Work to complete - What number of lines contain the word "this"? Reply with the number and nothing else.

[START Given information]

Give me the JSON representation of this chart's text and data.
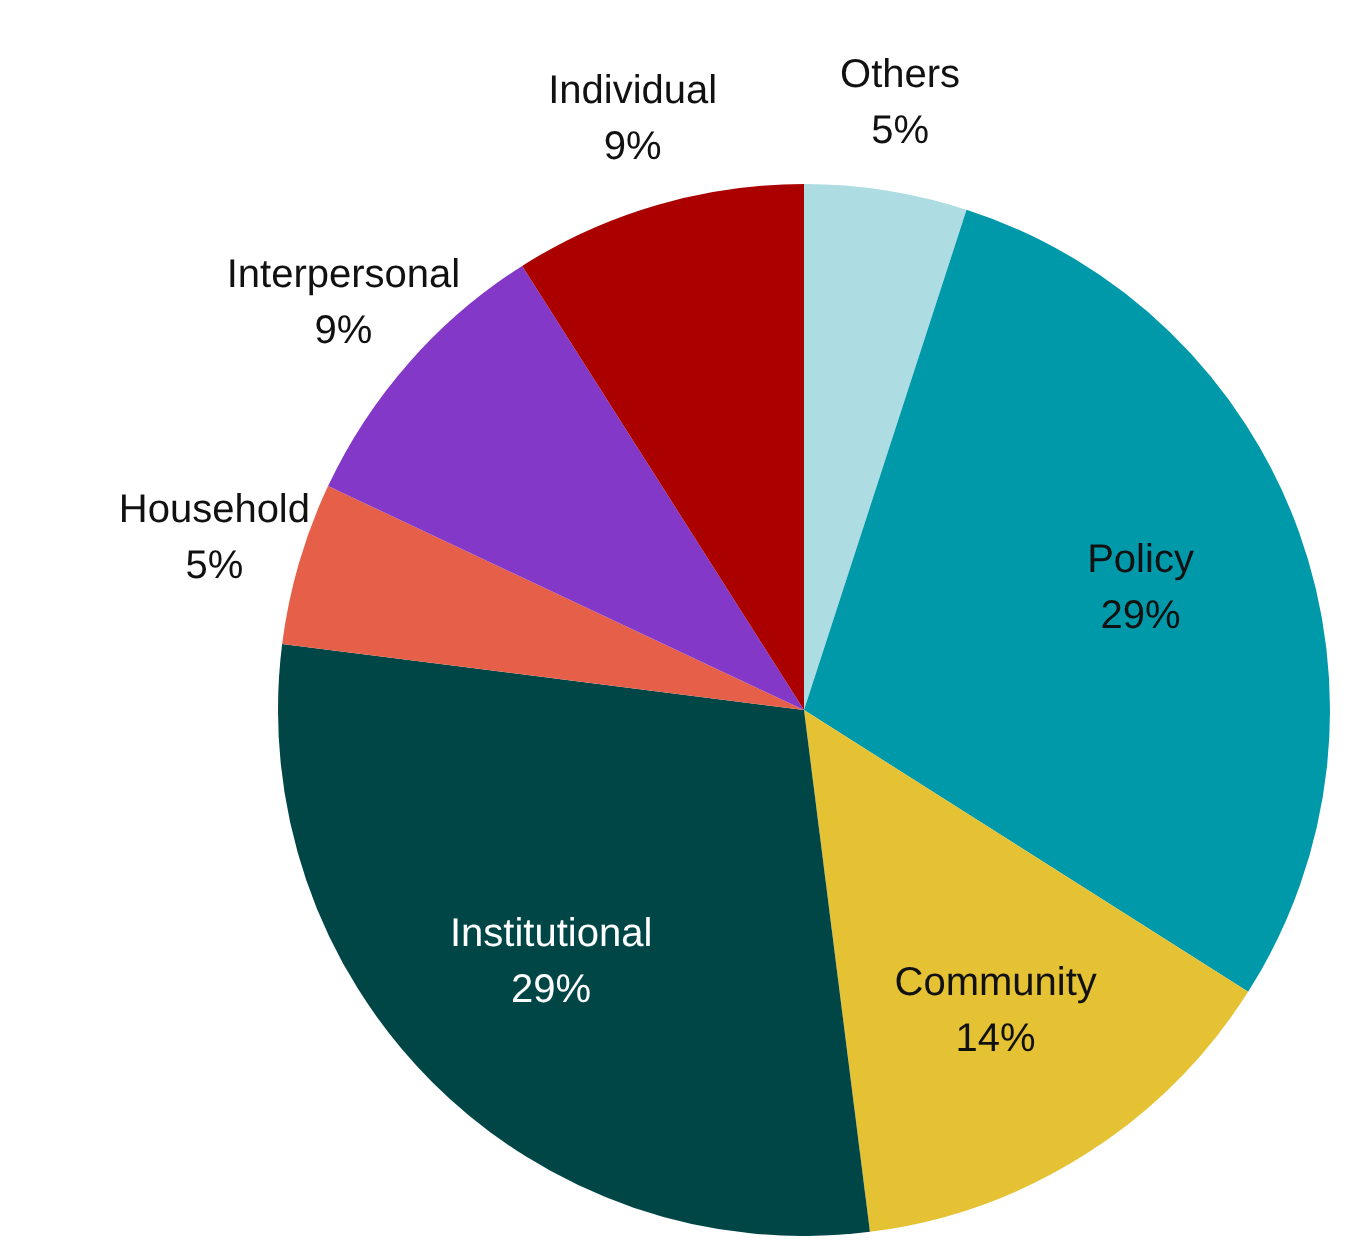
{
  "chart_data": {
    "type": "pie",
    "categories": [
      "Others",
      "Policy",
      "Community",
      "Institutional",
      "Household",
      "Interpersonal",
      "Individual"
    ],
    "values": [
      5,
      29,
      14,
      29,
      5,
      9,
      9
    ],
    "value_labels": [
      "5%",
      "29%",
      "14%",
      "29%",
      "5%",
      "9%",
      "9%"
    ],
    "colors": [
      "#addde3",
      "#0099aa",
      "#e4c233",
      "#004646",
      "#e65f48",
      "#8338c8",
      "#aa0000"
    ],
    "legend": false
  }
}
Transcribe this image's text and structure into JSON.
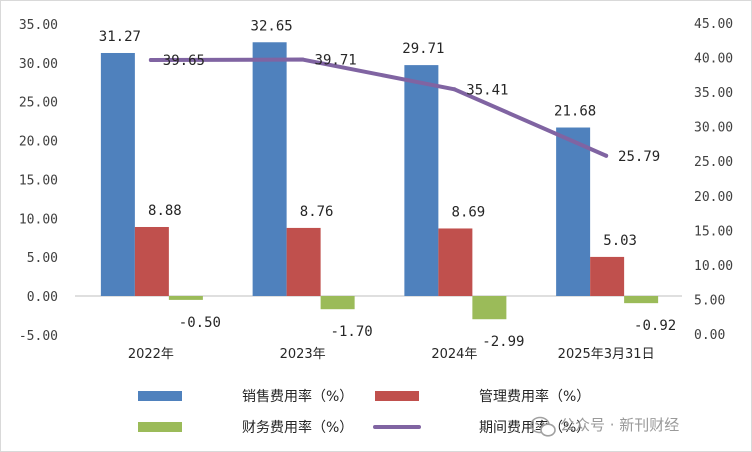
{
  "chart_data": {
    "type": "bar",
    "categories": [
      "2022年",
      "2023年",
      "2024年",
      "2025年3月31日"
    ],
    "series": [
      {
        "name": "销售费用率（%）",
        "type": "bar",
        "axis": "left",
        "color": "#4f81bd",
        "values": [
          31.27,
          32.65,
          29.71,
          21.68
        ],
        "labels": [
          "31.27",
          "32.65",
          "29.71",
          "21.68"
        ]
      },
      {
        "name": "管理费用率（%）",
        "type": "bar",
        "axis": "left",
        "color": "#c0504d",
        "values": [
          8.88,
          8.76,
          8.69,
          5.03
        ],
        "labels": [
          "8.88",
          "8.76",
          "8.69",
          "5.03"
        ]
      },
      {
        "name": "财务费用率（%）",
        "type": "bar",
        "axis": "left",
        "color": "#9bbb59",
        "values": [
          -0.5,
          -1.7,
          -2.99,
          -0.92
        ],
        "labels": [
          "-0.50",
          "-1.70",
          "-2.99",
          "-0.92"
        ]
      },
      {
        "name": "期间费用率（%）",
        "type": "line",
        "axis": "right",
        "color": "#8064a2",
        "values": [
          39.65,
          39.71,
          35.41,
          25.79
        ],
        "labels": [
          "39.65",
          "39.71",
          "35.41",
          "25.79"
        ]
      }
    ],
    "y_left": {
      "ylim": [
        -5,
        35
      ],
      "ticks": [
        "-5.00",
        "0.00",
        "5.00",
        "10.00",
        "15.00",
        "20.00",
        "25.00",
        "30.00",
        "35.00"
      ]
    },
    "y_right": {
      "ylim": [
        0,
        45
      ],
      "ticks": [
        "0.00",
        "5.00",
        "10.00",
        "15.00",
        "20.00",
        "25.00",
        "30.00",
        "35.00",
        "40.00",
        "45.00"
      ]
    },
    "grid": false,
    "legend_position": "bottom"
  },
  "watermark": {
    "text": "公众号 · 新刊财经",
    "icon": "wechat-icon"
  }
}
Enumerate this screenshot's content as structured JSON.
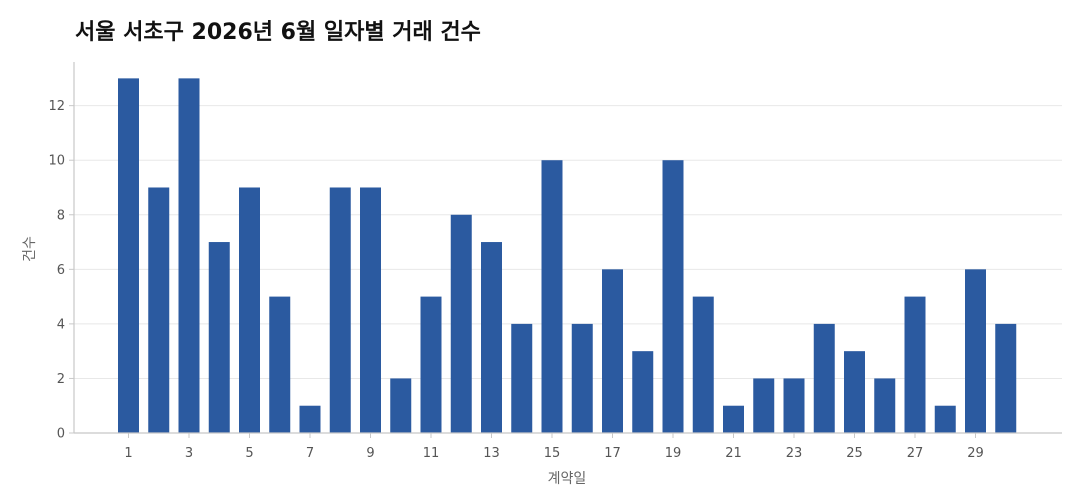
{
  "chart_data": {
    "type": "bar",
    "title": "서울 서초구 2026년 6월 일자별 거래 건수",
    "xlabel": "계약일",
    "ylabel": "건수",
    "categories": [
      1,
      2,
      3,
      4,
      5,
      6,
      7,
      8,
      9,
      10,
      11,
      12,
      13,
      14,
      15,
      16,
      17,
      18,
      19,
      20,
      21,
      22,
      23,
      24,
      25,
      26,
      27,
      28,
      29,
      30
    ],
    "values": [
      13,
      9,
      13,
      7,
      9,
      5,
      1,
      9,
      9,
      2,
      5,
      8,
      7,
      4,
      10,
      4,
      6,
      3,
      10,
      5,
      1,
      2,
      2,
      4,
      3,
      2,
      5,
      1,
      6,
      4
    ],
    "x_tick_labels": [
      "1",
      "3",
      "5",
      "7",
      "9",
      "11",
      "13",
      "15",
      "17",
      "19",
      "21",
      "23",
      "25",
      "27",
      "29"
    ],
    "y_ticks": [
      0,
      2,
      4,
      6,
      8,
      10,
      12
    ],
    "ylim": [
      0,
      13.6
    ],
    "grid": true,
    "bar_color": "#2b5aa0"
  }
}
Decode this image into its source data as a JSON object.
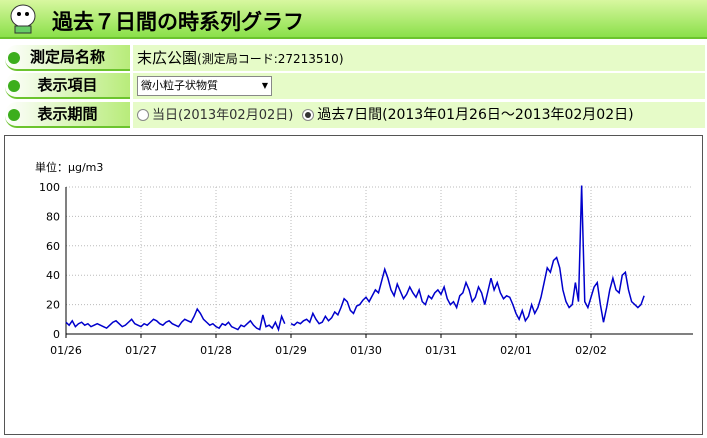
{
  "header": {
    "title": "過去７日間の時系列グラフ"
  },
  "form": {
    "station_label": "測定局名称",
    "station_name": "末広公園",
    "station_code": "(測定局コード:27213510)",
    "item_label": "表示項目",
    "item_value": "微小粒子状物質",
    "period_label": "表示期間",
    "period_today": "当日(2013年02月02日)",
    "period_week": "過去7日間(2013年01月26日～2013年02月02日)"
  },
  "chart_data": {
    "type": "line",
    "ylabel": "単位：μg/m3",
    "color": "#0000cc",
    "grid": true,
    "ylim": [
      0,
      100
    ],
    "yticks": [
      0,
      20,
      40,
      60,
      80,
      100
    ],
    "categories": [
      "01/26",
      null,
      null,
      null,
      null,
      null,
      null,
      null,
      null,
      null,
      null,
      null,
      null,
      null,
      null,
      null,
      null,
      null,
      null,
      null,
      null,
      null,
      null,
      null,
      "01/27",
      null,
      null,
      null,
      null,
      null,
      null,
      null,
      null,
      null,
      null,
      null,
      null,
      null,
      null,
      null,
      null,
      null,
      null,
      null,
      null,
      null,
      null,
      null,
      "01/28",
      null,
      null,
      null,
      null,
      null,
      null,
      null,
      null,
      null,
      null,
      null,
      null,
      null,
      null,
      null,
      null,
      null,
      null,
      null,
      null,
      null,
      null,
      null,
      "01/29",
      null,
      null,
      null,
      null,
      null,
      null,
      null,
      null,
      null,
      null,
      null,
      null,
      null,
      null,
      null,
      null,
      null,
      null,
      null,
      null,
      null,
      null,
      null,
      "01/30",
      null,
      null,
      null,
      null,
      null,
      null,
      null,
      null,
      null,
      null,
      null,
      null,
      null,
      null,
      null,
      null,
      null,
      null,
      null,
      null,
      null,
      null,
      null,
      "01/31",
      null,
      null,
      null,
      null,
      null,
      null,
      null,
      null,
      null,
      null,
      null,
      null,
      null,
      null,
      null,
      null,
      null,
      null,
      null,
      null,
      null,
      null,
      null,
      "02/01",
      null,
      null,
      null,
      null,
      null,
      null,
      null,
      null,
      null,
      null,
      null,
      null,
      null,
      null,
      null,
      null,
      null,
      null,
      null,
      null,
      null,
      null,
      null,
      "02/02",
      null,
      null,
      null,
      null,
      null,
      null,
      null,
      null,
      null,
      null,
      null,
      null,
      null,
      null,
      null,
      null,
      null
    ],
    "values": [
      8,
      6,
      9,
      5,
      7,
      8,
      6,
      7,
      5,
      6,
      7,
      6,
      5,
      4,
      6,
      8,
      9,
      7,
      5,
      6,
      8,
      10,
      7,
      6,
      5,
      7,
      6,
      8,
      10,
      9,
      7,
      6,
      8,
      9,
      7,
      6,
      5,
      8,
      10,
      9,
      8,
      12,
      17,
      14,
      10,
      8,
      6,
      7,
      5,
      4,
      7,
      6,
      8,
      5,
      4,
      3,
      6,
      5,
      7,
      9,
      6,
      4,
      3,
      13,
      5,
      6,
      4,
      8,
      3,
      12,
      7,
      null,
      7,
      6,
      8,
      7,
      9,
      10,
      8,
      14,
      10,
      7,
      8,
      12,
      9,
      11,
      15,
      13,
      18,
      24,
      22,
      16,
      14,
      19,
      20,
      23,
      25,
      22,
      26,
      30,
      28,
      36,
      44,
      38,
      30,
      26,
      34,
      29,
      24,
      27,
      32,
      28,
      25,
      30,
      22,
      20,
      26,
      24,
      28,
      30,
      27,
      32,
      24,
      20,
      22,
      18,
      26,
      28,
      35,
      30,
      22,
      25,
      32,
      28,
      20,
      29,
      38,
      30,
      35,
      28,
      24,
      26,
      25,
      20,
      14,
      10,
      16,
      9,
      12,
      20,
      14,
      18,
      25,
      35,
      45,
      42,
      50,
      52,
      45,
      30,
      22,
      18,
      20,
      35,
      22,
      101,
      22,
      18,
      25,
      32,
      35,
      20,
      8,
      18,
      30,
      38,
      30,
      28,
      40,
      42,
      30,
      22,
      20,
      18,
      20,
      26
    ]
  }
}
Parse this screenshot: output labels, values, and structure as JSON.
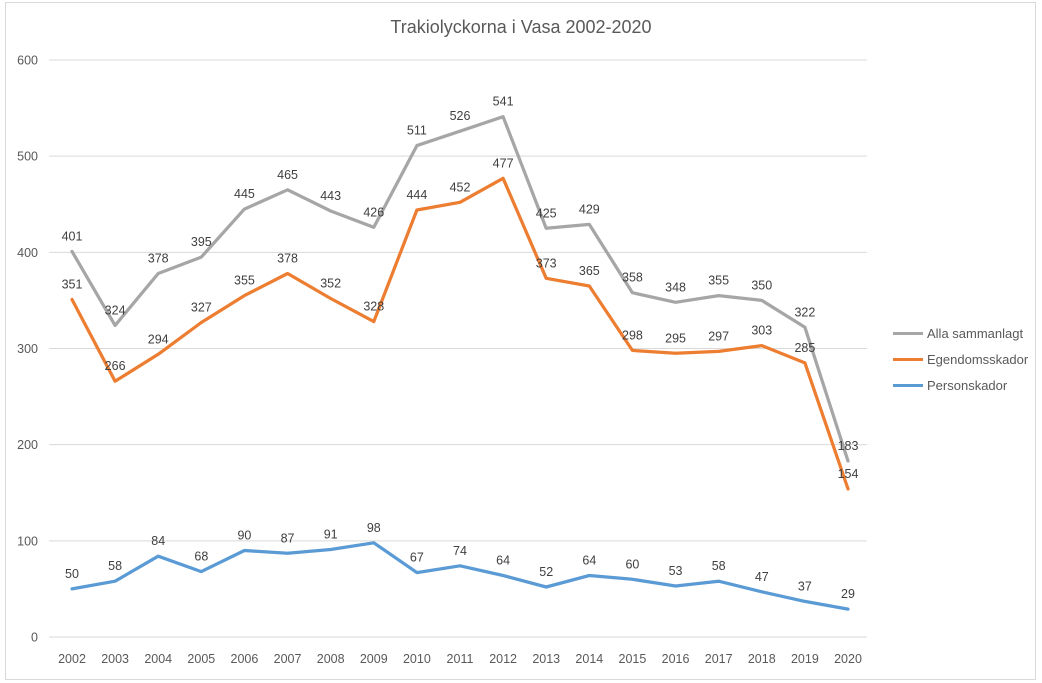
{
  "chart_data": {
    "type": "line",
    "title": "Trakiolyckorna i Vasa 2002-2020",
    "categories": [
      "2002",
      "2003",
      "2004",
      "2005",
      "2006",
      "2007",
      "2008",
      "2009",
      "2010",
      "2011",
      "2012",
      "2013",
      "2014",
      "2015",
      "2016",
      "2017",
      "2018",
      "2019",
      "2020"
    ],
    "series": [
      {
        "name": "Alla sammanlagt",
        "color": "#a6a6a6",
        "values": [
          401,
          324,
          378,
          395,
          445,
          465,
          443,
          426,
          511,
          526,
          541,
          425,
          429,
          358,
          348,
          355,
          350,
          322,
          183
        ]
      },
      {
        "name": "Egendomsskador",
        "color": "#ed7d31",
        "values": [
          351,
          266,
          294,
          327,
          355,
          378,
          352,
          328,
          444,
          452,
          477,
          373,
          365,
          298,
          295,
          297,
          303,
          285,
          154
        ]
      },
      {
        "name": "Personskador",
        "color": "#5b9bd5",
        "values": [
          50,
          58,
          84,
          68,
          90,
          87,
          91,
          98,
          67,
          74,
          64,
          52,
          64,
          60,
          53,
          58,
          47,
          37,
          29
        ]
      }
    ],
    "xlabel": "",
    "ylabel": "",
    "ylim": [
      0,
      600
    ],
    "yticks": [
      0,
      100,
      200,
      300,
      400,
      500,
      600
    ],
    "grid": true,
    "data_labels": true,
    "legend_position": "right"
  },
  "styles": {
    "gridline_color": "#d9d9d9",
    "frame_border_color": "#d9d9d9",
    "axis_label_color": "#595959",
    "data_label_color": "#404040",
    "title_color": "#595959"
  }
}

[END Given information]

Task response - 5